■ Goal:
Restate the listing below word for word, omitting any images.

— start Extracted information —

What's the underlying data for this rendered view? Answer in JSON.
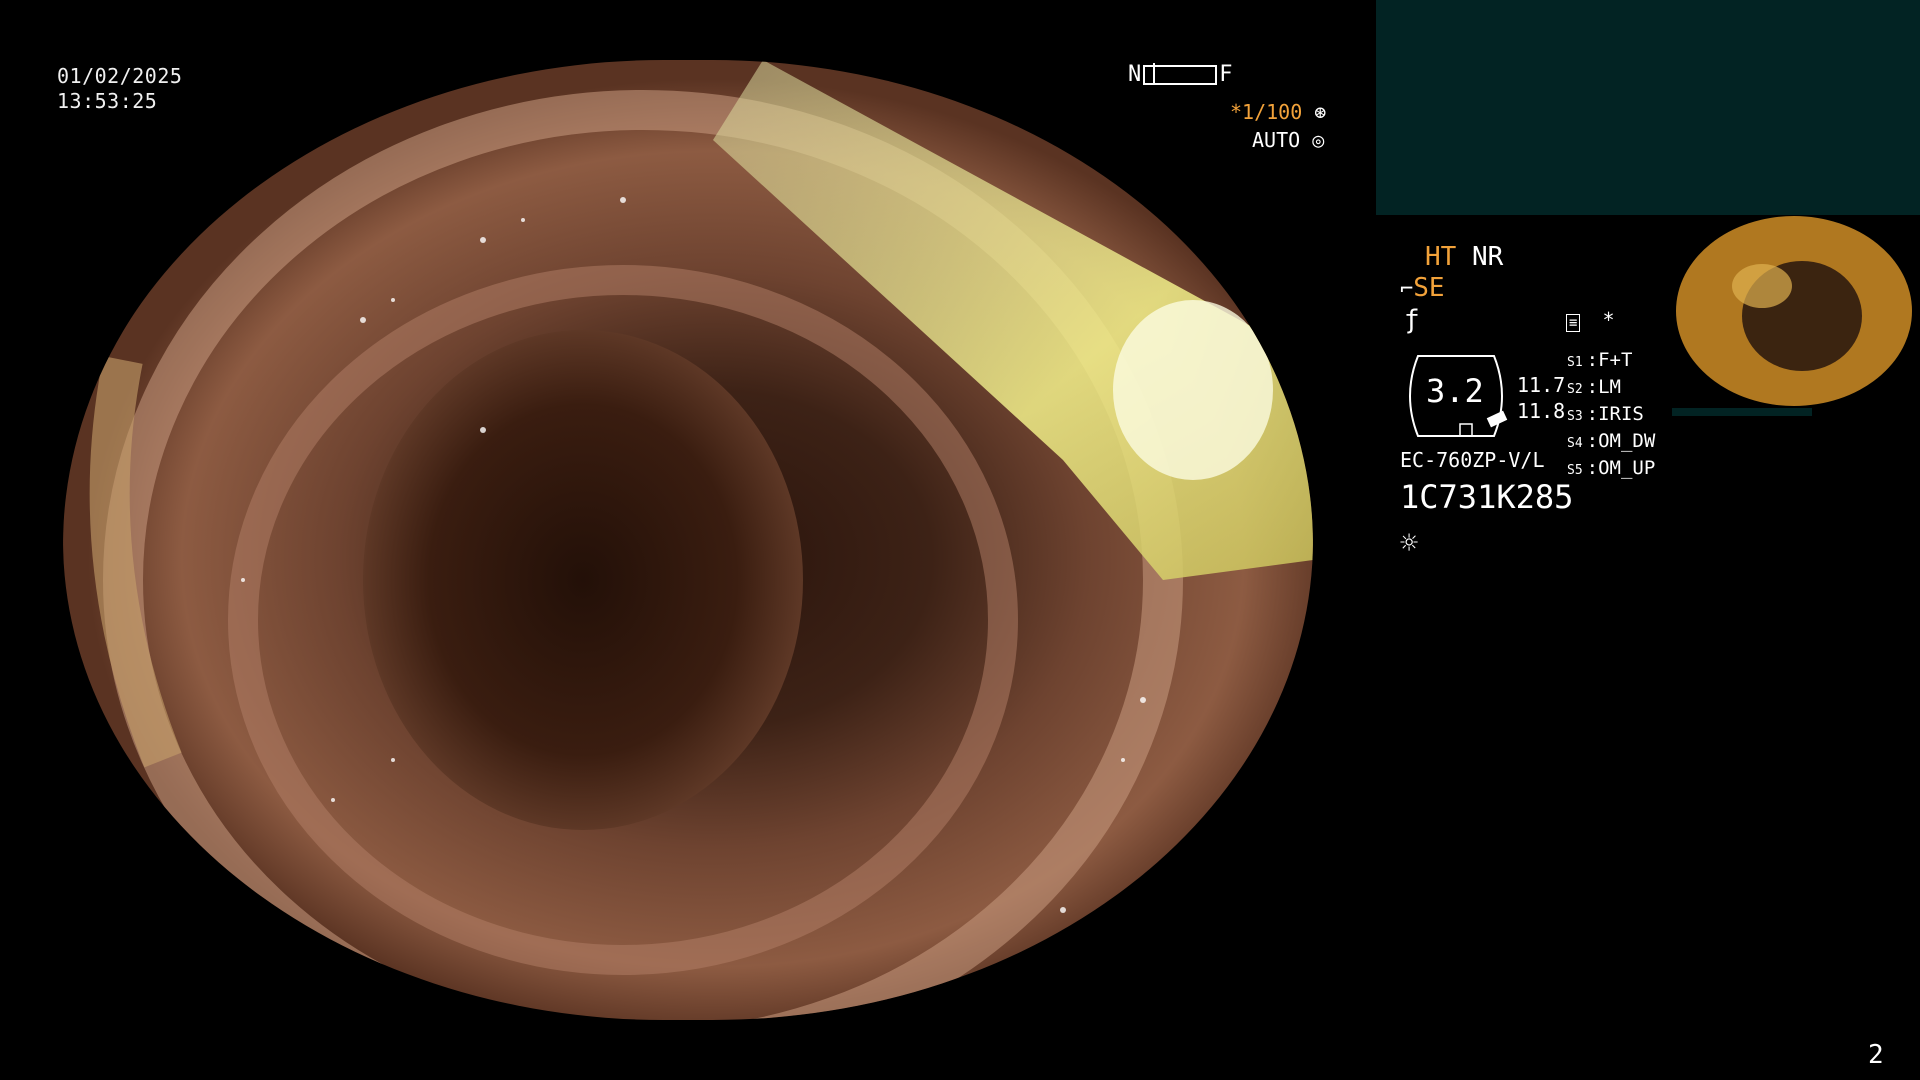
{
  "datetime": {
    "date": "01/02/2025",
    "time": "13:53:25"
  },
  "focus_scale": {
    "near": "N",
    "far": "F"
  },
  "shutter": "*1/100",
  "iris_mode": "AUTO",
  "modes": {
    "ht": "HT",
    "nr": "NR",
    "se": "SE",
    "asterisk": "*"
  },
  "zoom": {
    "value": "3.2",
    "values": [
      "11.7",
      "11.8"
    ]
  },
  "scope_model": "EC-760ZP-V/L",
  "serial": "1C731K285",
  "switches": [
    {
      "key": "S1",
      "label": "F+T"
    },
    {
      "key": "S2",
      "label": "LM"
    },
    {
      "key": "S3",
      "label": "IRIS"
    },
    {
      "key": "S4",
      "label": "OM_DW"
    },
    {
      "key": "S5",
      "label": "OM_UP"
    }
  ],
  "page_number": "2",
  "icons": [
    "shutter-icon",
    "auto-iris-icon",
    "snare-icon",
    "function-icon",
    "settings-icon",
    "light-icon"
  ],
  "colors": {
    "accent": "#f2a23a",
    "panel": "#022323",
    "tissue": "#7a4a35"
  }
}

— end Extracted information —

■ Result below:
What's the underlying data for this rendered view? Answer in JSON.
{
  "datetime": {
    "date": "01/02/2025",
    "time": "13:53:25"
  },
  "focus_scale": {
    "near": "N",
    "far": "F"
  },
  "shutter": "*1/100",
  "iris_mode": "AUTO",
  "modes": {
    "ht": "HT",
    "nr": "NR",
    "se": "SE",
    "asterisk": "*"
  },
  "zoom": {
    "value": "3.2",
    "values": [
      "11.7",
      "11.8"
    ]
  },
  "scope_model": "EC-760ZP-V/L",
  "serial": "1C731K285",
  "switches": [
    {
      "key": "S1",
      "label": "F+T"
    },
    {
      "key": "S2",
      "label": "LM"
    },
    {
      "key": "S3",
      "label": "IRIS"
    },
    {
      "key": "S4",
      "label": "OM_DW"
    },
    {
      "key": "S5",
      "label": "OM_UP"
    }
  ],
  "page_number": "2",
  "icons": [
    "shutter-icon",
    "auto-iris-icon",
    "snare-icon",
    "function-icon",
    "settings-icon",
    "light-icon"
  ],
  "colors": {
    "accent": "#f2a23a",
    "panel": "#022323",
    "tissue": "#7a4a35"
  }
}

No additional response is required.